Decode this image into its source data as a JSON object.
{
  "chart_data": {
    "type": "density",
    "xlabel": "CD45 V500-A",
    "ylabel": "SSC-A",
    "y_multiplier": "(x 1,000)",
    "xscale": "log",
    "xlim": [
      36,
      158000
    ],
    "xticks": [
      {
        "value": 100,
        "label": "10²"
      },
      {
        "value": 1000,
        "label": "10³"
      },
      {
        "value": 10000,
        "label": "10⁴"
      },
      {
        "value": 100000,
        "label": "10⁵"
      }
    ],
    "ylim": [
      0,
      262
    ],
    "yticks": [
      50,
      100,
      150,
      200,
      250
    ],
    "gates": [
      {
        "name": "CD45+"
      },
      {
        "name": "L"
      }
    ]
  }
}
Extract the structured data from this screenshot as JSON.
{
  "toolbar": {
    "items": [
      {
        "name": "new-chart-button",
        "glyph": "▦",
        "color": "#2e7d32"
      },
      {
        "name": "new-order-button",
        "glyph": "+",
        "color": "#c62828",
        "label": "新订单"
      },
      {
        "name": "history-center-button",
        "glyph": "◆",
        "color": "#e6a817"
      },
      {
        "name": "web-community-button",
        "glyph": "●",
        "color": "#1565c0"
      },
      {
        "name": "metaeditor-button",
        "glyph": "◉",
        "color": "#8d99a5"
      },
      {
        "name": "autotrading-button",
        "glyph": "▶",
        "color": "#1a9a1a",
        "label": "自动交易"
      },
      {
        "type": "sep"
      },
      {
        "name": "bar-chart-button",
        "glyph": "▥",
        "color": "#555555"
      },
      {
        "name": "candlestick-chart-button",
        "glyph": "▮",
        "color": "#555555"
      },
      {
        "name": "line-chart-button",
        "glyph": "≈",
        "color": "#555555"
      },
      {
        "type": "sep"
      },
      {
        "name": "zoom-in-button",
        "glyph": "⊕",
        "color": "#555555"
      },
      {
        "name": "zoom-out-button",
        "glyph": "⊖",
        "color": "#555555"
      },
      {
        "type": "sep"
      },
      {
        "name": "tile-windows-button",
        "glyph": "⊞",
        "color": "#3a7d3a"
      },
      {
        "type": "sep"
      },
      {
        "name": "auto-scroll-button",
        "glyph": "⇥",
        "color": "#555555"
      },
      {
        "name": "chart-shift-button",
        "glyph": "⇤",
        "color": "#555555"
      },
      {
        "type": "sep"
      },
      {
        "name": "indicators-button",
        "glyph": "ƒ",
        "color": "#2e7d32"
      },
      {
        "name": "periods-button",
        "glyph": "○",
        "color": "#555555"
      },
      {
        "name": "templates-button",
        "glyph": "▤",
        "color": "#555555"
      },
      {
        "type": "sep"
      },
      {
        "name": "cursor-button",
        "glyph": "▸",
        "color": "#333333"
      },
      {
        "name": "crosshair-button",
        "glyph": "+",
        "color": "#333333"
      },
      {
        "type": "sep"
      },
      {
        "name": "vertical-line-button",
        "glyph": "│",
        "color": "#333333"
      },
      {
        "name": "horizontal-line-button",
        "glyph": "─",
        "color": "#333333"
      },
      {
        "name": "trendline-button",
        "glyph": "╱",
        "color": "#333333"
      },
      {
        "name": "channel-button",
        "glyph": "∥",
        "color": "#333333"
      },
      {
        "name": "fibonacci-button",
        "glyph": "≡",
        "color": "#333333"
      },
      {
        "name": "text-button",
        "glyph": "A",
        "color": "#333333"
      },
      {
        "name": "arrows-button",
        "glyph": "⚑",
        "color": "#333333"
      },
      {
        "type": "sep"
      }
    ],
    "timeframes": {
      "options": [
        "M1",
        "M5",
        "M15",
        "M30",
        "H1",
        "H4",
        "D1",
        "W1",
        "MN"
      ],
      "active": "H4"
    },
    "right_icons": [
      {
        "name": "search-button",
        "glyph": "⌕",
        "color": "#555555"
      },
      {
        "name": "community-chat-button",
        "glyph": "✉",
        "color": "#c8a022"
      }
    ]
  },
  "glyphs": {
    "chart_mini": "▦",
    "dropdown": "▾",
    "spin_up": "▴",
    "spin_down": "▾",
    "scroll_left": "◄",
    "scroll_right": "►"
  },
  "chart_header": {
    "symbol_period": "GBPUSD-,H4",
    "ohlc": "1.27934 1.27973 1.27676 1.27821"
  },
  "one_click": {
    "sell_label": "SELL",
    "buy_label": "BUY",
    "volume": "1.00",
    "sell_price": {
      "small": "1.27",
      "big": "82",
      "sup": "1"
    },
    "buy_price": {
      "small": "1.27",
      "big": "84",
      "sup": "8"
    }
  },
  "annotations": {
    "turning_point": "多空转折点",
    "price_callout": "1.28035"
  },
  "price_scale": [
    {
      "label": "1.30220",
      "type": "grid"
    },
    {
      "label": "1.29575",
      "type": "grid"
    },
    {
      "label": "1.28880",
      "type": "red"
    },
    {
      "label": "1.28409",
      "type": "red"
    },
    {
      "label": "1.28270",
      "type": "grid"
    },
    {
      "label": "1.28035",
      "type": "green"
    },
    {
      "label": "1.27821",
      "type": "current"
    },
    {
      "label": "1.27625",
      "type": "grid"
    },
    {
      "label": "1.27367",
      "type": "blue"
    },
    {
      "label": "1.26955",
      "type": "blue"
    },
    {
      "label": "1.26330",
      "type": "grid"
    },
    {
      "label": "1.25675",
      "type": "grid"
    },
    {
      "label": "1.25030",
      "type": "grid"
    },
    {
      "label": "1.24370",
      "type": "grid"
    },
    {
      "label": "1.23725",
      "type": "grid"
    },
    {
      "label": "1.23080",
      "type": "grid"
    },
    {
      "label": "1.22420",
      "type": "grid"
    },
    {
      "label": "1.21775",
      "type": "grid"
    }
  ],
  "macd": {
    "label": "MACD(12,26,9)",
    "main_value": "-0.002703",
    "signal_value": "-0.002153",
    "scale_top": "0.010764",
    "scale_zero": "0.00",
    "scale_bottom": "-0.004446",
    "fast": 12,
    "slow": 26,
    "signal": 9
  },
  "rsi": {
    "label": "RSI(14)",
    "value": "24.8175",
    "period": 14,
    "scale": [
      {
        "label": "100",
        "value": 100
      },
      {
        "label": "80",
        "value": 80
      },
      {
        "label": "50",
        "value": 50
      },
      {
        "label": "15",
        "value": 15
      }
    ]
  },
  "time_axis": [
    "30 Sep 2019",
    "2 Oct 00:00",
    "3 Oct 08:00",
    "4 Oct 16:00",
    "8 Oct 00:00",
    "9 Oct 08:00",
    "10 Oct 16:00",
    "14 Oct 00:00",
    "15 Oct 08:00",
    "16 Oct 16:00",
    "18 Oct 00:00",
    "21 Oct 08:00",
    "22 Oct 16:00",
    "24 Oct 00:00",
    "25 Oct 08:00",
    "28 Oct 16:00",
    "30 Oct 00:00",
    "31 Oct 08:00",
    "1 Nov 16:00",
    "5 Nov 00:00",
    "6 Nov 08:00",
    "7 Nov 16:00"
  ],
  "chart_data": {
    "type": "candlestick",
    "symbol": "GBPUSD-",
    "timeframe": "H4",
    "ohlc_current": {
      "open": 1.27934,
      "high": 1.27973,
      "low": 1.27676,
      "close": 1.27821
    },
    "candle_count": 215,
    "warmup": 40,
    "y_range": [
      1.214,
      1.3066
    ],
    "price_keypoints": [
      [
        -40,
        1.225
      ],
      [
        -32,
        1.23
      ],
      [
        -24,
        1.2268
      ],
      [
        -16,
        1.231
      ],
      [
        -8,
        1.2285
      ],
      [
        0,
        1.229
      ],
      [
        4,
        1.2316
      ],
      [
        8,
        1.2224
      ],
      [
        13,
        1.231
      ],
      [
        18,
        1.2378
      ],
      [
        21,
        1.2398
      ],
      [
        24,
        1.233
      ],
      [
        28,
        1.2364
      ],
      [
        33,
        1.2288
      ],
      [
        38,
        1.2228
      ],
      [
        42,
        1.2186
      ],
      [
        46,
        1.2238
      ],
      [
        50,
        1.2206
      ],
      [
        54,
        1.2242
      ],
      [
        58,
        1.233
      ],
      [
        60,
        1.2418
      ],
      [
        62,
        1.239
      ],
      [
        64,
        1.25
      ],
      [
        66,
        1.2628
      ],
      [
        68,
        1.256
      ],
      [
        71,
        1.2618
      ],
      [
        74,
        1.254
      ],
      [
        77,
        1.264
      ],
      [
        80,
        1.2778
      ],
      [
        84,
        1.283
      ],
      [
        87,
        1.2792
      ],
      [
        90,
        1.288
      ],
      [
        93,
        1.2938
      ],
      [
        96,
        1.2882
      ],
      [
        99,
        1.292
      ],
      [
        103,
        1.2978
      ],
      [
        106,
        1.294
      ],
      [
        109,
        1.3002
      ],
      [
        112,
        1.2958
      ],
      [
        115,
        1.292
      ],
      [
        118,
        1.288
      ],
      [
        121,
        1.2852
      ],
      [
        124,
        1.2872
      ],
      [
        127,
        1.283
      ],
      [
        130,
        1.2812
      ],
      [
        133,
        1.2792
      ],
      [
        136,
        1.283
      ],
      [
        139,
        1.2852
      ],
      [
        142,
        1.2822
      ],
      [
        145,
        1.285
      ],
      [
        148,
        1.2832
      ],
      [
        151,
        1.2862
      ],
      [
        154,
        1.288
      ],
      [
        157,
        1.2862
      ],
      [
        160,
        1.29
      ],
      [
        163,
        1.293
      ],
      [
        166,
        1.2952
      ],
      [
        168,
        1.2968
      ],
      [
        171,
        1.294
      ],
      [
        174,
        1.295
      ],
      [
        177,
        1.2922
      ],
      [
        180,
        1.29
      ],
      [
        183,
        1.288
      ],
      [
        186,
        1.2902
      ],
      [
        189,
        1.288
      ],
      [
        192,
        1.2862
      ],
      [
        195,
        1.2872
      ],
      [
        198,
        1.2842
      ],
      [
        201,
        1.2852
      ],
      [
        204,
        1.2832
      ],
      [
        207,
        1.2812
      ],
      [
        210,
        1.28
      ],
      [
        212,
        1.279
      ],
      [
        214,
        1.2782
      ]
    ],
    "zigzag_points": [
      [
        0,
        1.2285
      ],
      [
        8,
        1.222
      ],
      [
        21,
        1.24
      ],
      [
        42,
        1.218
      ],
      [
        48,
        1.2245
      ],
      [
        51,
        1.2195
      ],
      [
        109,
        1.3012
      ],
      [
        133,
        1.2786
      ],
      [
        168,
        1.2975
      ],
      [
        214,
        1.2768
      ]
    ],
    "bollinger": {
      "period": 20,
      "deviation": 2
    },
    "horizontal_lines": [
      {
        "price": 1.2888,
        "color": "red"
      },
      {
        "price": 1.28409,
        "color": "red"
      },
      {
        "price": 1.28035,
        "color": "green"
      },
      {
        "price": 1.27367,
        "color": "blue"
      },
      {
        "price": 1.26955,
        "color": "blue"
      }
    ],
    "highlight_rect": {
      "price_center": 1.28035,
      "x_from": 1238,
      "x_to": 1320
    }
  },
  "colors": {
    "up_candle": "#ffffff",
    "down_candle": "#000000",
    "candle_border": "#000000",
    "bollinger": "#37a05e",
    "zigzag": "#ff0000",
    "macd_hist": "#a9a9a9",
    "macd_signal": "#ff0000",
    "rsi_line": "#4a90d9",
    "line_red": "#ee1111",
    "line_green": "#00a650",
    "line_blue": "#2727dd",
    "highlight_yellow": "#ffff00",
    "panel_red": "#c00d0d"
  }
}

:: Written problem ::
Search the data above for the word "JSON", then gather each line in which it appears.

:: Written answer ::
Decode this image into its source data as a JSON object.
Extract the structured data from this screenshot as JSON.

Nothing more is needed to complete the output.